- [SUPPLIED RECORDS]:
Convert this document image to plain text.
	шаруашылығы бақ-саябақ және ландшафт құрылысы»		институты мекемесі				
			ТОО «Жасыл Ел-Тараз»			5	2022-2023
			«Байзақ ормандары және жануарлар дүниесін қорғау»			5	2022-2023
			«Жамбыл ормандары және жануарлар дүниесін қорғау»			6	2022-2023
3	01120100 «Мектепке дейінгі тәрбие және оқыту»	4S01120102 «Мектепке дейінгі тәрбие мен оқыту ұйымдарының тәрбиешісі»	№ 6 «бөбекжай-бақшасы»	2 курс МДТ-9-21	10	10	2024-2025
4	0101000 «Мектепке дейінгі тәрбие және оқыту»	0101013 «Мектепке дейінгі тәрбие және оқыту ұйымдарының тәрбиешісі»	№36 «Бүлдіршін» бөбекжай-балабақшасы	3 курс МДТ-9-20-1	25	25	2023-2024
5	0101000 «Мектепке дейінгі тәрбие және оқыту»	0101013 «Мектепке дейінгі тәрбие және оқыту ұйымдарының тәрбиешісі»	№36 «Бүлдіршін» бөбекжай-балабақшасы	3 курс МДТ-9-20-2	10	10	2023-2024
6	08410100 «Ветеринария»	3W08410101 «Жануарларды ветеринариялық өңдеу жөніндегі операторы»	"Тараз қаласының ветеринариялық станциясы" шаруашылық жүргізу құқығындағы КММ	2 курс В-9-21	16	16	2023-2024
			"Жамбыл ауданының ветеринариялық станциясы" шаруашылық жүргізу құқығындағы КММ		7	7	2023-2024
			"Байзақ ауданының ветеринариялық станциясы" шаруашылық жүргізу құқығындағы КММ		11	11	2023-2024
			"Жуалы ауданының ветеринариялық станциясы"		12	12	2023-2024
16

--

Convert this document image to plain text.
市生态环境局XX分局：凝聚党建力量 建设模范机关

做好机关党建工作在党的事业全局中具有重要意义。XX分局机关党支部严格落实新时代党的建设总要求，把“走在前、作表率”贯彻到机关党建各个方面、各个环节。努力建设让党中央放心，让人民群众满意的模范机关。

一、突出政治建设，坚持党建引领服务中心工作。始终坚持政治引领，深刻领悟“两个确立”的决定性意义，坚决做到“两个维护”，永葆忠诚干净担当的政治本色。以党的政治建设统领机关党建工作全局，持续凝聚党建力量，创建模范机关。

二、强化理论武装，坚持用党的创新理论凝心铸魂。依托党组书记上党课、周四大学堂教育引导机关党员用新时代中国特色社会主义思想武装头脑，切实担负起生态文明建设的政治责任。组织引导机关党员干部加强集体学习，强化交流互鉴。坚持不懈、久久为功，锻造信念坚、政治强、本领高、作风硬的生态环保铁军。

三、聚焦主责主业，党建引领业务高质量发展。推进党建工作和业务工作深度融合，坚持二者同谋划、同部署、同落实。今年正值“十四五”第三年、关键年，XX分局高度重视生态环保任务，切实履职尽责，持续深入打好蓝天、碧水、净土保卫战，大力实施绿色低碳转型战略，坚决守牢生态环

- [TASK REQUIREMENTS]:
Working from the listing above, pick out every line that has "балабақшасы" and copy it.

- [REPLY]:
4	0101000 «Мектепке дейінгі тәрбие және оқыту»	0101013 «Мектепке дейінгі тәрбие және оқыту ұйымдарының тәрбиешісі»	№36 «Бүлдіршін» бөбекжай-балабақшасы	3 курс МДТ-9-20-1	25	25	2023-2024
5	0101000 «Мектепке дейінгі тәрбие және оқыту»	0101013 «Мектепке дейінгі тәрбие және оқыту ұйымдарының тәрбиешісі»	№36 «Бүлдіршін» бөбекжай-балабақшасы	3 курс МДТ-9-20-2	10	10	2023-2024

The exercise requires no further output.